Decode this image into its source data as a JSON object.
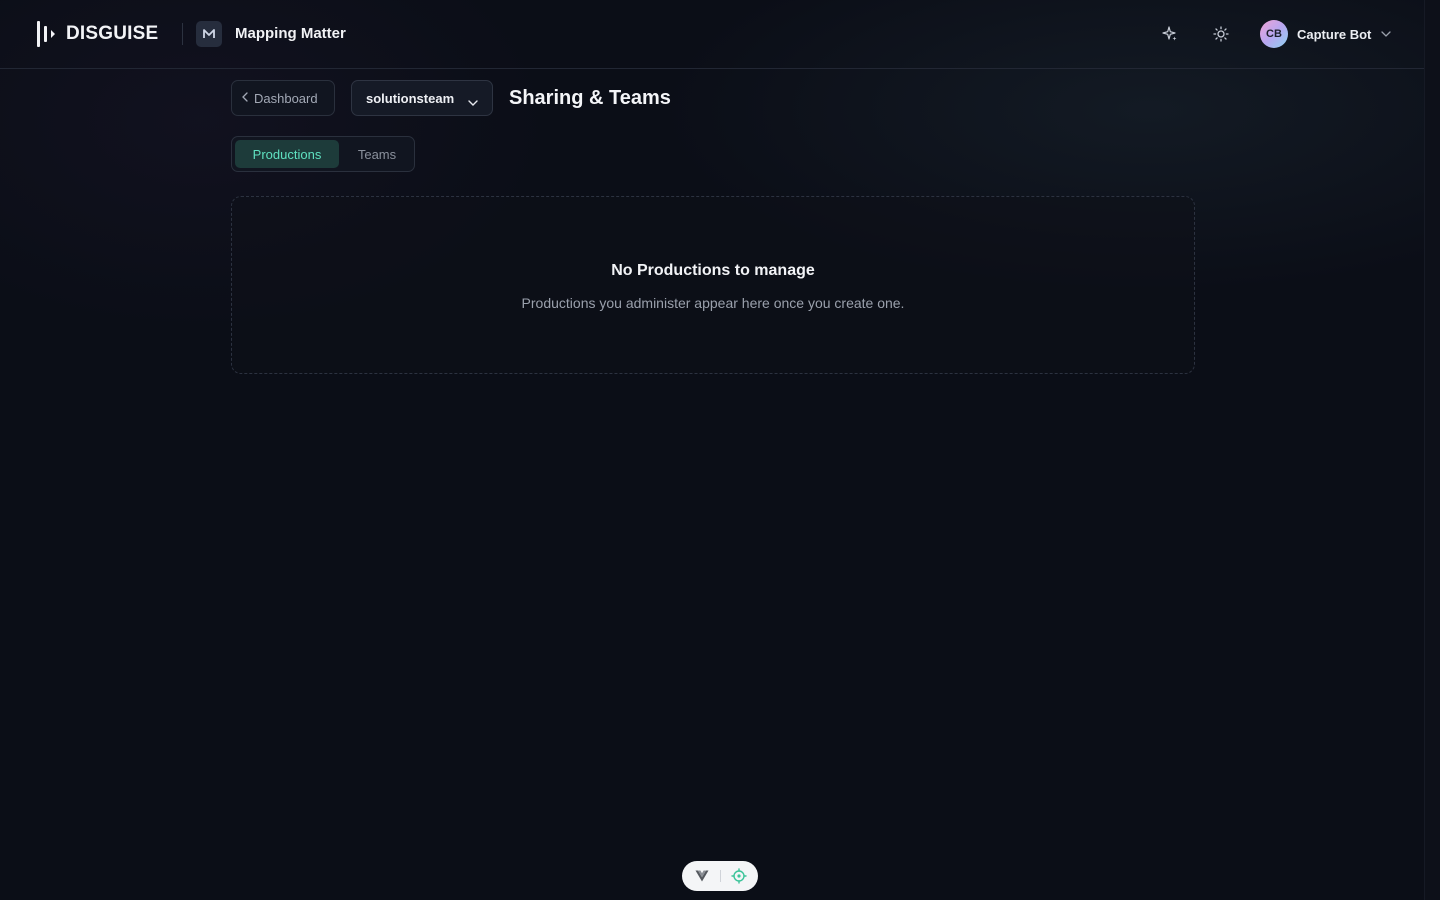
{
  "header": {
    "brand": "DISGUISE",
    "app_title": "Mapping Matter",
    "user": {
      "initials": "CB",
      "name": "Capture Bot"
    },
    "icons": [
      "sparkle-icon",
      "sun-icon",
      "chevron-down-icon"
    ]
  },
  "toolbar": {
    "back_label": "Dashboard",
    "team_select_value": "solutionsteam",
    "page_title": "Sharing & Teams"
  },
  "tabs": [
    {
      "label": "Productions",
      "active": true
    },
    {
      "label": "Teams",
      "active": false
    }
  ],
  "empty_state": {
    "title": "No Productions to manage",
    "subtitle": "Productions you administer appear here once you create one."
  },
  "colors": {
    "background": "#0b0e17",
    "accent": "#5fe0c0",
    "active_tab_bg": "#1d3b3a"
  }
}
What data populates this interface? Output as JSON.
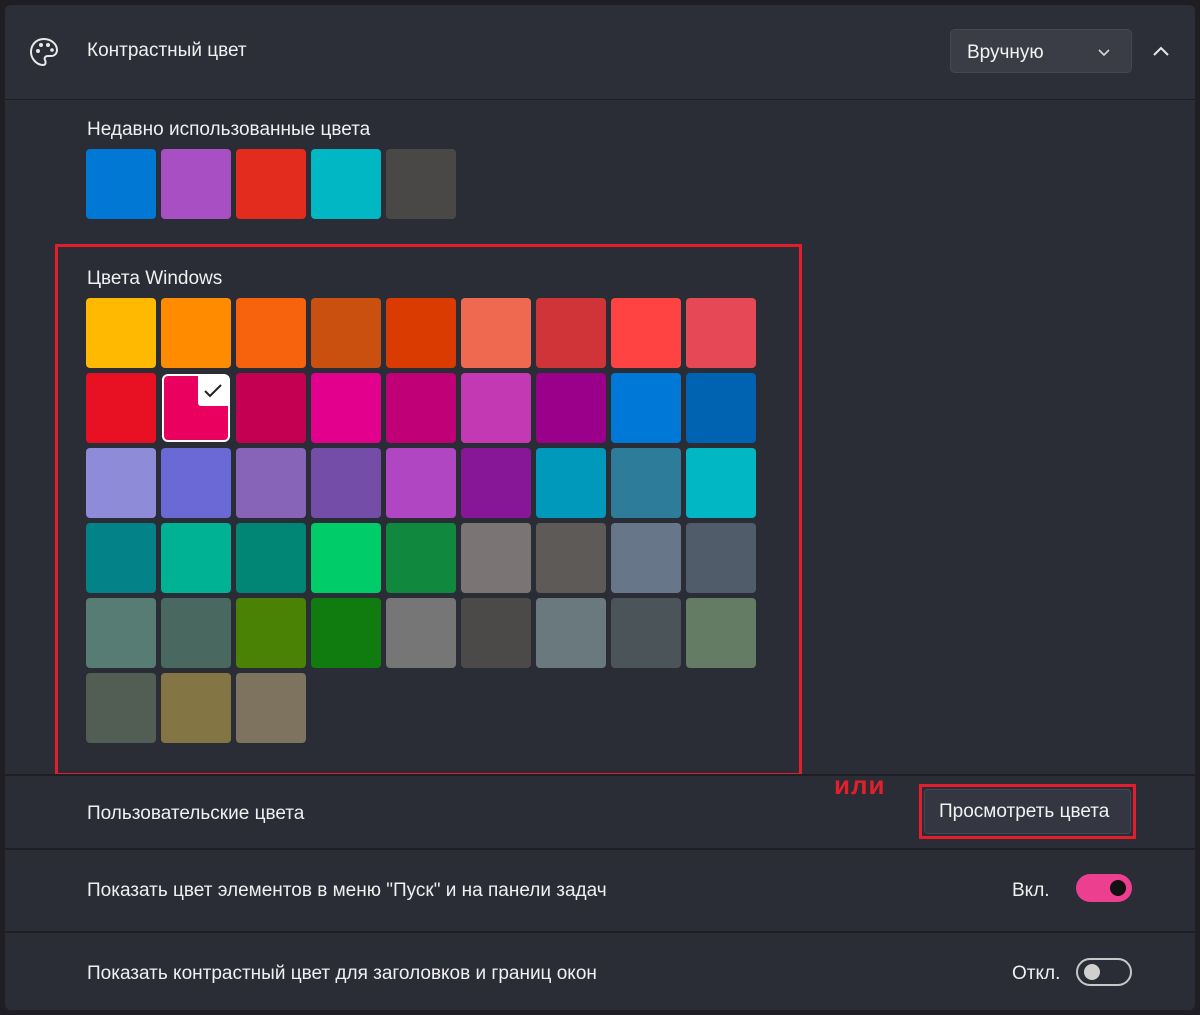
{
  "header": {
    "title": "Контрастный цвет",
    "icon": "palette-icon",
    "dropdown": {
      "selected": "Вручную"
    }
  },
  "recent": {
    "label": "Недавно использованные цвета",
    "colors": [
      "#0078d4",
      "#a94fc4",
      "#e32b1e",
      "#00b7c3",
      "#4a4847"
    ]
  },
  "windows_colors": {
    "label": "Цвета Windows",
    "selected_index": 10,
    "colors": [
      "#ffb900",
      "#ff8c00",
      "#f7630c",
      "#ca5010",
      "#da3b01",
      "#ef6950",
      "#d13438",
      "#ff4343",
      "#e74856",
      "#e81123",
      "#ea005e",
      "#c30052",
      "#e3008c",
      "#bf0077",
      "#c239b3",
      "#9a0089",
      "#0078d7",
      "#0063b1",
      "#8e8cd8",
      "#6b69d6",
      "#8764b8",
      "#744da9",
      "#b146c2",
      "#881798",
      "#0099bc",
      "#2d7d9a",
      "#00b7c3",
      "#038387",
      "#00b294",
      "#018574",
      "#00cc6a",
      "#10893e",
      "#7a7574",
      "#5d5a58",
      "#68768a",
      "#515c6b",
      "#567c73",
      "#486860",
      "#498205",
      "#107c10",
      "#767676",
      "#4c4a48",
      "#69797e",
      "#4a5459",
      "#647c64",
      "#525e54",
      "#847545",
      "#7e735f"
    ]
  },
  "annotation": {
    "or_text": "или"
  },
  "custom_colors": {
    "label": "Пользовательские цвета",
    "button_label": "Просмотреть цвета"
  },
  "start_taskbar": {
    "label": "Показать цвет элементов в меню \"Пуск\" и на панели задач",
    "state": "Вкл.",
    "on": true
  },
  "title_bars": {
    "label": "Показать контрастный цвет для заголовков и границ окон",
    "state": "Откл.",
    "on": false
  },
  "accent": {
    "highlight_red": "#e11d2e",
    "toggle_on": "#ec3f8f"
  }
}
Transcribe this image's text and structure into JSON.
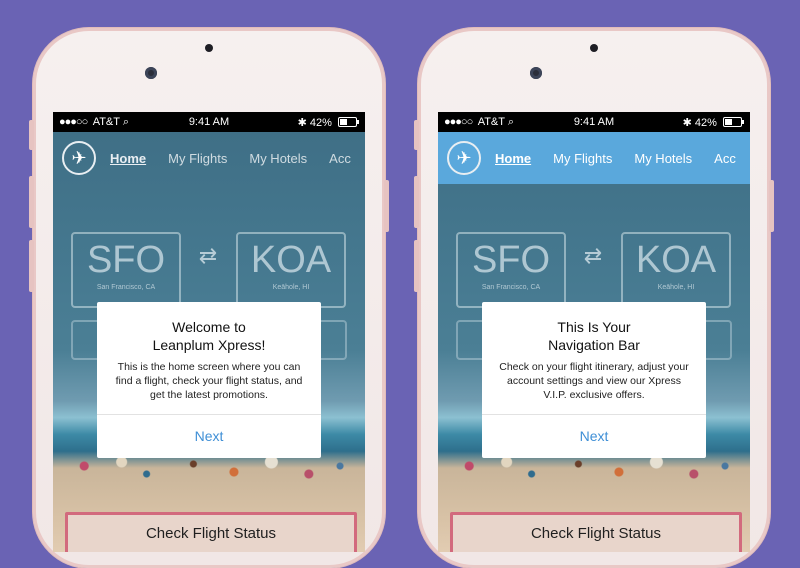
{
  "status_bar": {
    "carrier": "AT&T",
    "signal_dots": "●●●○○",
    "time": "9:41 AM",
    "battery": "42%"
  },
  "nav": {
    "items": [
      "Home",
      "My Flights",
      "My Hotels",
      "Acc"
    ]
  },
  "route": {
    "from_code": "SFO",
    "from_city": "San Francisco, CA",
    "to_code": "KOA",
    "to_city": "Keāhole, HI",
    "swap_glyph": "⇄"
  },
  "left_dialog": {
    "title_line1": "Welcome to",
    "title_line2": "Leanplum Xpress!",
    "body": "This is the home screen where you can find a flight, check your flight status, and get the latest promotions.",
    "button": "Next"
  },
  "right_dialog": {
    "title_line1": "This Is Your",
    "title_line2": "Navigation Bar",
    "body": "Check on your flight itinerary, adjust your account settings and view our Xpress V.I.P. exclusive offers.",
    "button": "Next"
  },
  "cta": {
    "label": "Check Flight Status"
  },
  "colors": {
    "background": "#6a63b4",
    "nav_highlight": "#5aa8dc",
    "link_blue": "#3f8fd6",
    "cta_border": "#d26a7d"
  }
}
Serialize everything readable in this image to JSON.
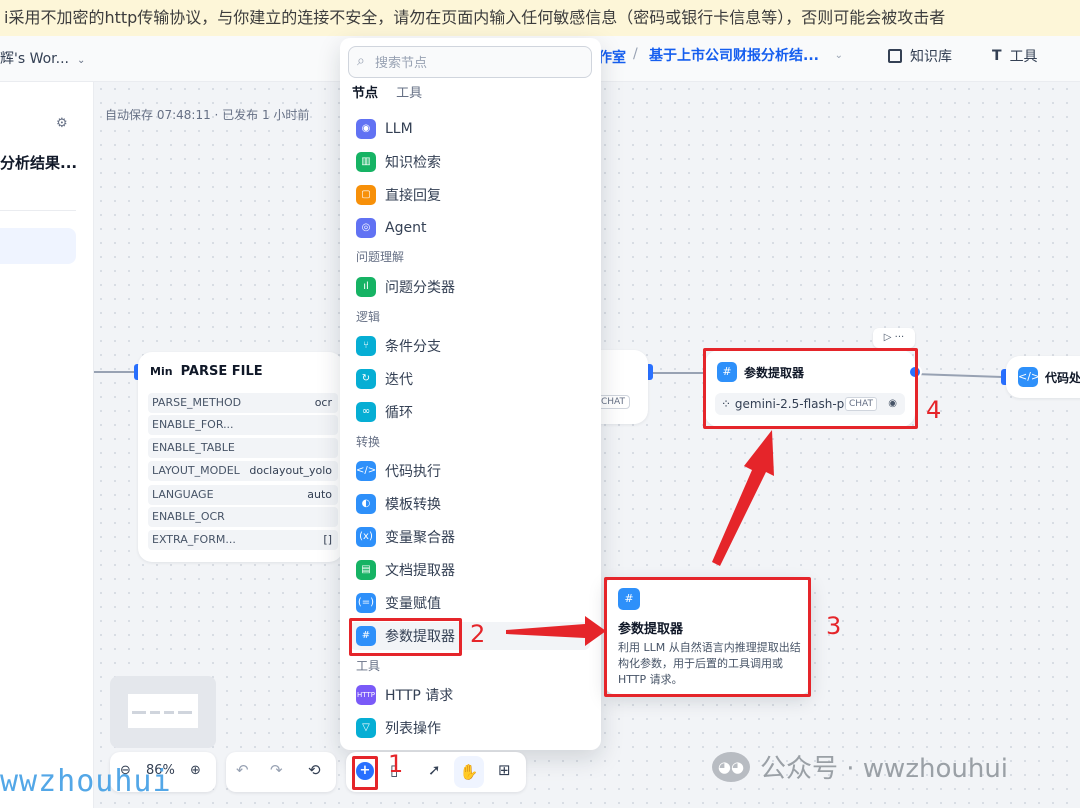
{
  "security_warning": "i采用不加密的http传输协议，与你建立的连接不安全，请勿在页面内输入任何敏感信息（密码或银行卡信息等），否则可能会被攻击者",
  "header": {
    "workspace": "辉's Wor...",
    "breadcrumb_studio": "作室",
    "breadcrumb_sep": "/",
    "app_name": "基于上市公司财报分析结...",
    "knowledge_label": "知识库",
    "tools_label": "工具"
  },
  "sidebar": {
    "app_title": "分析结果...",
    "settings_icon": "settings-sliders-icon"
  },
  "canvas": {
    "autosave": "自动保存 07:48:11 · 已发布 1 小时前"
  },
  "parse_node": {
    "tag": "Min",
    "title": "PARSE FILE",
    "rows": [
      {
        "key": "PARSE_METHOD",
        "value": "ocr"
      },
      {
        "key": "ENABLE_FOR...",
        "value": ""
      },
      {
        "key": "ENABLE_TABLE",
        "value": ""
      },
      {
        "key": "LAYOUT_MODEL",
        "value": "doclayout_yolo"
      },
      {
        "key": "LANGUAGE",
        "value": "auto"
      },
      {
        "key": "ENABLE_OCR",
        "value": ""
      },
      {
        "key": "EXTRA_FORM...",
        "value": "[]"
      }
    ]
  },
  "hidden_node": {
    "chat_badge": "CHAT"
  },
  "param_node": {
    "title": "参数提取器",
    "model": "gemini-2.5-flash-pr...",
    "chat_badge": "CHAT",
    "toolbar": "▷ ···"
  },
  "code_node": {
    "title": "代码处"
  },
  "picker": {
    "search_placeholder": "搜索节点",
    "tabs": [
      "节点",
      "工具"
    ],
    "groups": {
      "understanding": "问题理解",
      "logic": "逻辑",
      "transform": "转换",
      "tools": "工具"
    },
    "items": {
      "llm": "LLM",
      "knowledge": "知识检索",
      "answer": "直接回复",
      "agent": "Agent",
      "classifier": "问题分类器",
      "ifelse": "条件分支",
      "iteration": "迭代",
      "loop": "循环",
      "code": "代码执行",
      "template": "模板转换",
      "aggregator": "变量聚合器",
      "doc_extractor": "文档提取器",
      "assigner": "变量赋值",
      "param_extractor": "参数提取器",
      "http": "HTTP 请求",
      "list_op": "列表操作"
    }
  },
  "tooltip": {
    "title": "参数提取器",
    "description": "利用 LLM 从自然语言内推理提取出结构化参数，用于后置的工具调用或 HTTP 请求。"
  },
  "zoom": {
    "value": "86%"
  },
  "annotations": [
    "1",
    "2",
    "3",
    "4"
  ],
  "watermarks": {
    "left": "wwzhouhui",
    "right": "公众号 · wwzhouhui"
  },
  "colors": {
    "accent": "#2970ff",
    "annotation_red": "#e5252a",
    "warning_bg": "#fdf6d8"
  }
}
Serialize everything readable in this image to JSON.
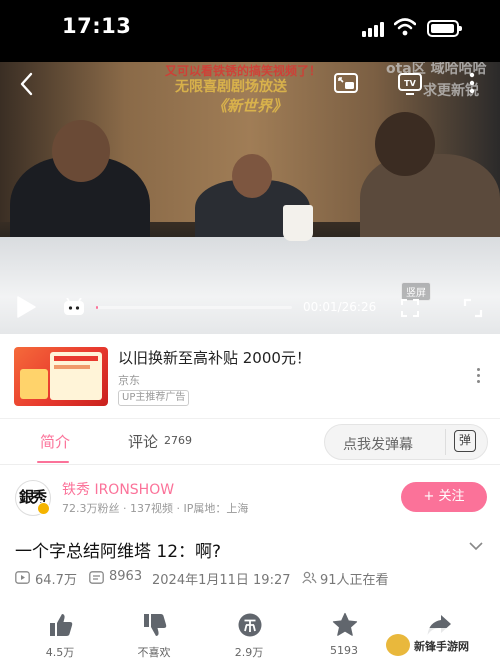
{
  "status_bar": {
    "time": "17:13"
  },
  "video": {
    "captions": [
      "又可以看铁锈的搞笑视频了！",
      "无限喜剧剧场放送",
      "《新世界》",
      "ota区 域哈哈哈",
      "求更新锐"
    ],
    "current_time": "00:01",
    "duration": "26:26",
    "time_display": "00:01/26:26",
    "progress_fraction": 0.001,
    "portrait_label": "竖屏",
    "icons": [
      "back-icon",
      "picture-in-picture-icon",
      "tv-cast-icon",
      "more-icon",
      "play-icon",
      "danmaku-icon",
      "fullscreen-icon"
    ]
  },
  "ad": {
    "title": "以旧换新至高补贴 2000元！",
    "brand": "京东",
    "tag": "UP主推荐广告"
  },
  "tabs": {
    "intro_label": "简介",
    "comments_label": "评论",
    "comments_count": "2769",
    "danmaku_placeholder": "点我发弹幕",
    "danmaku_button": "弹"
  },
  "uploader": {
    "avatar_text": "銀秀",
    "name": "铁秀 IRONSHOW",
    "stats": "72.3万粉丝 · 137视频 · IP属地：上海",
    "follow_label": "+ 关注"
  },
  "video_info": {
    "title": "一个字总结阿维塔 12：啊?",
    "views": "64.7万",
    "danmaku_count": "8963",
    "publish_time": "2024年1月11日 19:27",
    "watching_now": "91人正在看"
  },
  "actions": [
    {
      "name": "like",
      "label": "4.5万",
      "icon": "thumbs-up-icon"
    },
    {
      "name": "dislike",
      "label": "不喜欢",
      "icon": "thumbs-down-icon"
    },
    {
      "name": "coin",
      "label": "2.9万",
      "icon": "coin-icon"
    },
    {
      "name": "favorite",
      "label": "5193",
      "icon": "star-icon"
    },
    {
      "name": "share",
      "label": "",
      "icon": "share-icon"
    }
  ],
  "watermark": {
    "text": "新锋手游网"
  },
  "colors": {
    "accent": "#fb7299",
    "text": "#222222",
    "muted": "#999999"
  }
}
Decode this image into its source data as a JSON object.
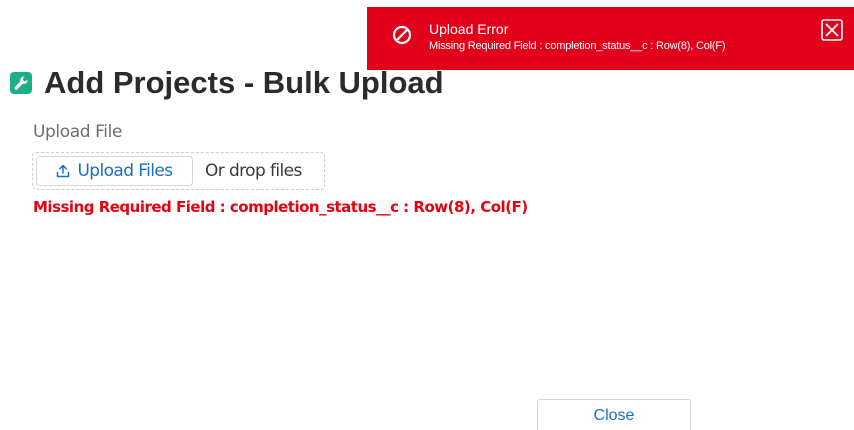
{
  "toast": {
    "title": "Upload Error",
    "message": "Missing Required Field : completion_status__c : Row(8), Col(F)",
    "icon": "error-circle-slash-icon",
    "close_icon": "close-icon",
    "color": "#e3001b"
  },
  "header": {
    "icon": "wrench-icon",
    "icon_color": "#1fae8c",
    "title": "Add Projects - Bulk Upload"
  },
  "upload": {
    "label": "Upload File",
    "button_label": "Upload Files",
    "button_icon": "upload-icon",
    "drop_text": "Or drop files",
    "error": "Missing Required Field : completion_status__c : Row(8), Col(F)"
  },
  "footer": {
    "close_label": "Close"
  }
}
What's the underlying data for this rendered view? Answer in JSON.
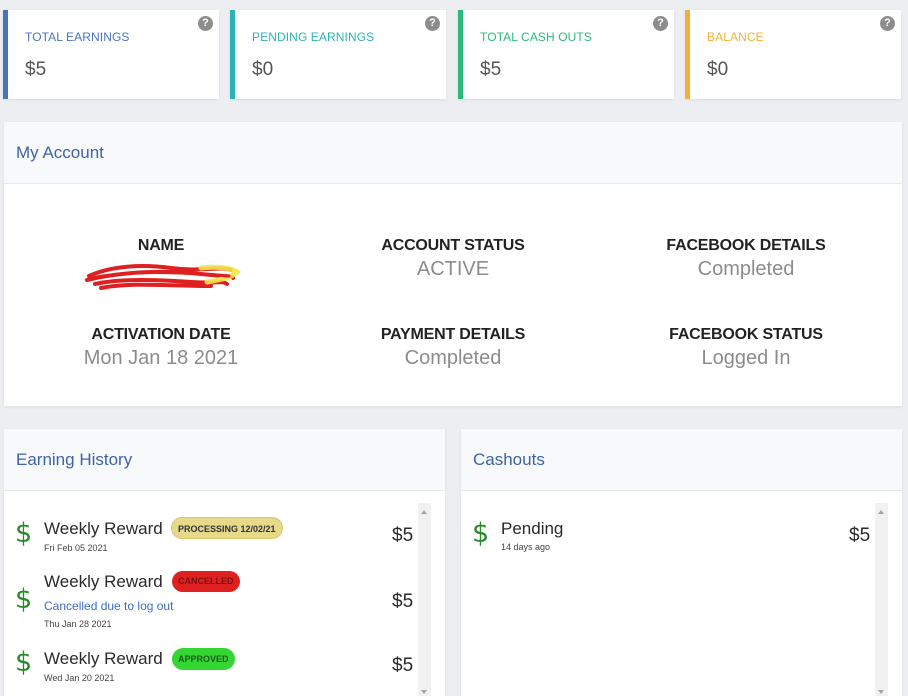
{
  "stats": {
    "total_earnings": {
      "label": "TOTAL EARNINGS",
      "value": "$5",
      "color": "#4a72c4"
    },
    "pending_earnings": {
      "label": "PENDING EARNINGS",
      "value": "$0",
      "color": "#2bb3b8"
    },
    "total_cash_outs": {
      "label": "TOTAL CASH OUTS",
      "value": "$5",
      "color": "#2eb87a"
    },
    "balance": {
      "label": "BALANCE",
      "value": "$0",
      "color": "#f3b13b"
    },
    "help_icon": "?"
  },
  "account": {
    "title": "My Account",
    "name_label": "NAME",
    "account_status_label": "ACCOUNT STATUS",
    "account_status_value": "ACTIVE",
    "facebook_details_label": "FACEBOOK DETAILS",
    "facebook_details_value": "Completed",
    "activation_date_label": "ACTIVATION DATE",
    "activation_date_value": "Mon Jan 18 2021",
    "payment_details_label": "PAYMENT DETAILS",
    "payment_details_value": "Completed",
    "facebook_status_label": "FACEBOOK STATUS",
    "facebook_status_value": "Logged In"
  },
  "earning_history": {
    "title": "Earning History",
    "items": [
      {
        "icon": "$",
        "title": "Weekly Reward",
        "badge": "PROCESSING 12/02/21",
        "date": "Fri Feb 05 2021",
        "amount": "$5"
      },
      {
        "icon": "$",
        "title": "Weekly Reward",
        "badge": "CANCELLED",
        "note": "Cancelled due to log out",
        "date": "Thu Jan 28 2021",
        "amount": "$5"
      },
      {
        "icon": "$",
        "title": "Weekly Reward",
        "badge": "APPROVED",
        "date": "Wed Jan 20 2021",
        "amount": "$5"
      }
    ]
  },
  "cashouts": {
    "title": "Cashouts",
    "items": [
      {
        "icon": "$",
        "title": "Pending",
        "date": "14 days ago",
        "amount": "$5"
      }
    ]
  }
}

To do: Reproduce every line from the entries that holds the word "data".

Task output:
Decode this image into its source data as a JSON object.
What data populates this interface? Output as JSON.
Decode this image into its source data as a JSON object.
What's the underlying data for this rendered view? Answer in JSON.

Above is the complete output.